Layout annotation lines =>
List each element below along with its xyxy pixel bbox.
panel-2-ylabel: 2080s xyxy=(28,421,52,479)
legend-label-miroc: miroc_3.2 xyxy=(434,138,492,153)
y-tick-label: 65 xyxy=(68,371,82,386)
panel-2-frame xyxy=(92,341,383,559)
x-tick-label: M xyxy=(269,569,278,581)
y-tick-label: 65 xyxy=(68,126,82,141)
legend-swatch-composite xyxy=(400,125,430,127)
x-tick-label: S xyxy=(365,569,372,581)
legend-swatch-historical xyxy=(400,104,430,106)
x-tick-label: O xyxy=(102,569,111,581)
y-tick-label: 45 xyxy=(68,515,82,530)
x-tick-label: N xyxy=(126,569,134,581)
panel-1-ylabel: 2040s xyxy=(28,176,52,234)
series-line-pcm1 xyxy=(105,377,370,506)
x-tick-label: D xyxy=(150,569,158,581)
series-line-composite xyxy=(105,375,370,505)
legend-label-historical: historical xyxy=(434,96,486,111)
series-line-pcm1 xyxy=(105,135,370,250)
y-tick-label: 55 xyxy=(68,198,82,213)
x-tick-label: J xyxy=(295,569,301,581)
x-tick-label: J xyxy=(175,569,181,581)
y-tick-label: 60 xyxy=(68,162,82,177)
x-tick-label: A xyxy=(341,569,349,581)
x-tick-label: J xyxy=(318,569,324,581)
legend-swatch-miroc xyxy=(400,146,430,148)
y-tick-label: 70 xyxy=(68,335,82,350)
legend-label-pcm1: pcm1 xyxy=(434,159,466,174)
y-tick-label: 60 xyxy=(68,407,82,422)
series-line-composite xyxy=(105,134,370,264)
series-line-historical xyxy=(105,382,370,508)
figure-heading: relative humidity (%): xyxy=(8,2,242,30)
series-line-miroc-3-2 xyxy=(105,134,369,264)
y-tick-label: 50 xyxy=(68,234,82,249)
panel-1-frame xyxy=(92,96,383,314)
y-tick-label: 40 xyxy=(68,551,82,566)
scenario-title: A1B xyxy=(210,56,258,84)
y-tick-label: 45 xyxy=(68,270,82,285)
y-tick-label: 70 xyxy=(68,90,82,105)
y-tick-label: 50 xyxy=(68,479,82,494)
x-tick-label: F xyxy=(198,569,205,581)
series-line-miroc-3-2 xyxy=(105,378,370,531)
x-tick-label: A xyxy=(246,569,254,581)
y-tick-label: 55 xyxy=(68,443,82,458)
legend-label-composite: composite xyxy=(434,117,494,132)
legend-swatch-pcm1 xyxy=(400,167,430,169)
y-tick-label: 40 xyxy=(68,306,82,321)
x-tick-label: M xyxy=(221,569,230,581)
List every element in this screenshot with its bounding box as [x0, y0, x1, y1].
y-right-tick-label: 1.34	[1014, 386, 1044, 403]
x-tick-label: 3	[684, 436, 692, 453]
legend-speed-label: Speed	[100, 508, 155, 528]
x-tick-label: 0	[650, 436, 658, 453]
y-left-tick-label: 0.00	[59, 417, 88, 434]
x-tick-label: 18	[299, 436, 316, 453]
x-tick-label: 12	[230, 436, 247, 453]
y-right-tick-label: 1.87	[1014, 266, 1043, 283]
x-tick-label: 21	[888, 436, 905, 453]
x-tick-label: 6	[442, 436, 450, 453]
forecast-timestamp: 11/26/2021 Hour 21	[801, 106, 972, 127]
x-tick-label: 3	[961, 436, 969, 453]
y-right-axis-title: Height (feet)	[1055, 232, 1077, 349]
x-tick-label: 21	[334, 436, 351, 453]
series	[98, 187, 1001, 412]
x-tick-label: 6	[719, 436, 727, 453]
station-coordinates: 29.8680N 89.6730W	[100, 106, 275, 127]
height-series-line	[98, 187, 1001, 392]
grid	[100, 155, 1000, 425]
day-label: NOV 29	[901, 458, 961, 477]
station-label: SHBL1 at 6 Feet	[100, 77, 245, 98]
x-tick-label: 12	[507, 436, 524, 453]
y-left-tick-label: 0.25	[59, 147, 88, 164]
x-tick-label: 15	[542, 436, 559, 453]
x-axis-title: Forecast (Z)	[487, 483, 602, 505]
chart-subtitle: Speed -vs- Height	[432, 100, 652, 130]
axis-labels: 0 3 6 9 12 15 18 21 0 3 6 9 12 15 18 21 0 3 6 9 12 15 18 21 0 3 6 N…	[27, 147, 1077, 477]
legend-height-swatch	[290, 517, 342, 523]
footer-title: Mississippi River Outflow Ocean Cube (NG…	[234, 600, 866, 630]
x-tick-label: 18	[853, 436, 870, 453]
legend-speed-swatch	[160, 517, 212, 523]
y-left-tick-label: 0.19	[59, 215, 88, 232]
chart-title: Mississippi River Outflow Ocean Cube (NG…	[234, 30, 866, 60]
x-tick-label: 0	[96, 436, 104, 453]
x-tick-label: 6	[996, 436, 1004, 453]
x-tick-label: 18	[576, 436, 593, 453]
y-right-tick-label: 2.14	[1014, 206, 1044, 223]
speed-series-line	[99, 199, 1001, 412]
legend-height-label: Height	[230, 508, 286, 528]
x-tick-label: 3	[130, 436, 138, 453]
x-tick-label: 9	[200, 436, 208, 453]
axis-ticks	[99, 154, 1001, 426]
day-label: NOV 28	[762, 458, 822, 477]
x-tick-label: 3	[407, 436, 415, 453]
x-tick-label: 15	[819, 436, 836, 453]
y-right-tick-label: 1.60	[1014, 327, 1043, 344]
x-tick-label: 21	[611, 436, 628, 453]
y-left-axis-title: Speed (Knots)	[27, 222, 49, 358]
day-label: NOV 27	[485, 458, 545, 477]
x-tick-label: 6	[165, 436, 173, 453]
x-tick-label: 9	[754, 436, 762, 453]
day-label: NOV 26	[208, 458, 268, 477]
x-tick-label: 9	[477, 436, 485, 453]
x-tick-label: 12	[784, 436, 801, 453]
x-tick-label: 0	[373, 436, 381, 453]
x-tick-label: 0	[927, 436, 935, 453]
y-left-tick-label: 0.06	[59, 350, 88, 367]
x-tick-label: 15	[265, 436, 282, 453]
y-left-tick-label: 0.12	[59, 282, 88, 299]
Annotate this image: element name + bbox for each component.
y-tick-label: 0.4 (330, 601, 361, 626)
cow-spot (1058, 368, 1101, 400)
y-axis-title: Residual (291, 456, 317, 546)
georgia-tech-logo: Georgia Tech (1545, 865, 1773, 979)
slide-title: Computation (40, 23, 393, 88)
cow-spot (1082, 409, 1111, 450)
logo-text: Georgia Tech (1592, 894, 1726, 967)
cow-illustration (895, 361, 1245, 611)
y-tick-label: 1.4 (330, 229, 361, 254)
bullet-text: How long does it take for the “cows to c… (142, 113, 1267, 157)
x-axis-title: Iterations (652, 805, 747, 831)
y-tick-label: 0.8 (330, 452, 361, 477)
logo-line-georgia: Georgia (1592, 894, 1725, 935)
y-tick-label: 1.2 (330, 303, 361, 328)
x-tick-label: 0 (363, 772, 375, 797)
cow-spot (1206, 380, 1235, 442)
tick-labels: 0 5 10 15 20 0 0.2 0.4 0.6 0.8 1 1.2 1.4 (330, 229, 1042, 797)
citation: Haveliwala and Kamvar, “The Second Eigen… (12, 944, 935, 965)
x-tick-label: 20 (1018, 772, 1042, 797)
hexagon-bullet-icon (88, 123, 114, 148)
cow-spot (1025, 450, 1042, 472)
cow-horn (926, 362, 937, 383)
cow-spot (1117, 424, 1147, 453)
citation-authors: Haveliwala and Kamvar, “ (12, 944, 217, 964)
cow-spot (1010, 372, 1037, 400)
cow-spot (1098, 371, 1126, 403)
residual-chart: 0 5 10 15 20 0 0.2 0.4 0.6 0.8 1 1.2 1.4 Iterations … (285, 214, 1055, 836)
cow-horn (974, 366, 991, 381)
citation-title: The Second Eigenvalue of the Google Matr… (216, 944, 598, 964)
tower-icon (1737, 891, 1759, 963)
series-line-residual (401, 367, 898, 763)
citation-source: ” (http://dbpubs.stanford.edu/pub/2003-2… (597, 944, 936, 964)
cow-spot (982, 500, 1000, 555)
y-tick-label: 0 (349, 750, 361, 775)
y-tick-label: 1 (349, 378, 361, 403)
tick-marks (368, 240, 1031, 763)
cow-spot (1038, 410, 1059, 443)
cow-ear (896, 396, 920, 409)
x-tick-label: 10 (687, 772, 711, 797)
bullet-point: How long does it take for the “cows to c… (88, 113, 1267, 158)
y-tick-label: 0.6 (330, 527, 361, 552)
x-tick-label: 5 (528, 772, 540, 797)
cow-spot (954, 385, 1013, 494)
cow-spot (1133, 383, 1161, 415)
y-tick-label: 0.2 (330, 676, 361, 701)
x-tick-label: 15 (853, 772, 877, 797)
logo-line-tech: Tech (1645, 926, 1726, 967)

Problem statement =>
Print the lines from the beginning of the records through the line containing "series-line-composite xyxy=(105,375,370,505)", reproducing each one without any change.

The completed task =>
List each element below along with its xyxy pixel bbox.
panel-2-ylabel: 2080s xyxy=(28,421,52,479)
legend-label-miroc: miroc_3.2 xyxy=(434,138,492,153)
y-tick-label: 65 xyxy=(68,371,82,386)
panel-2-frame xyxy=(92,341,383,559)
x-tick-label: M xyxy=(269,569,278,581)
y-tick-label: 65 xyxy=(68,126,82,141)
legend-swatch-composite xyxy=(400,125,430,127)
x-tick-label: S xyxy=(365,569,372,581)
legend-swatch-historical xyxy=(400,104,430,106)
x-tick-label: O xyxy=(102,569,111,581)
y-tick-label: 45 xyxy=(68,515,82,530)
x-tick-label: N xyxy=(126,569,134,581)
panel-1-ylabel: 2040s xyxy=(28,176,52,234)
series-line-pcm1 xyxy=(105,377,370,506)
x-tick-label: D xyxy=(150,569,158,581)
series-line-composite xyxy=(105,375,370,505)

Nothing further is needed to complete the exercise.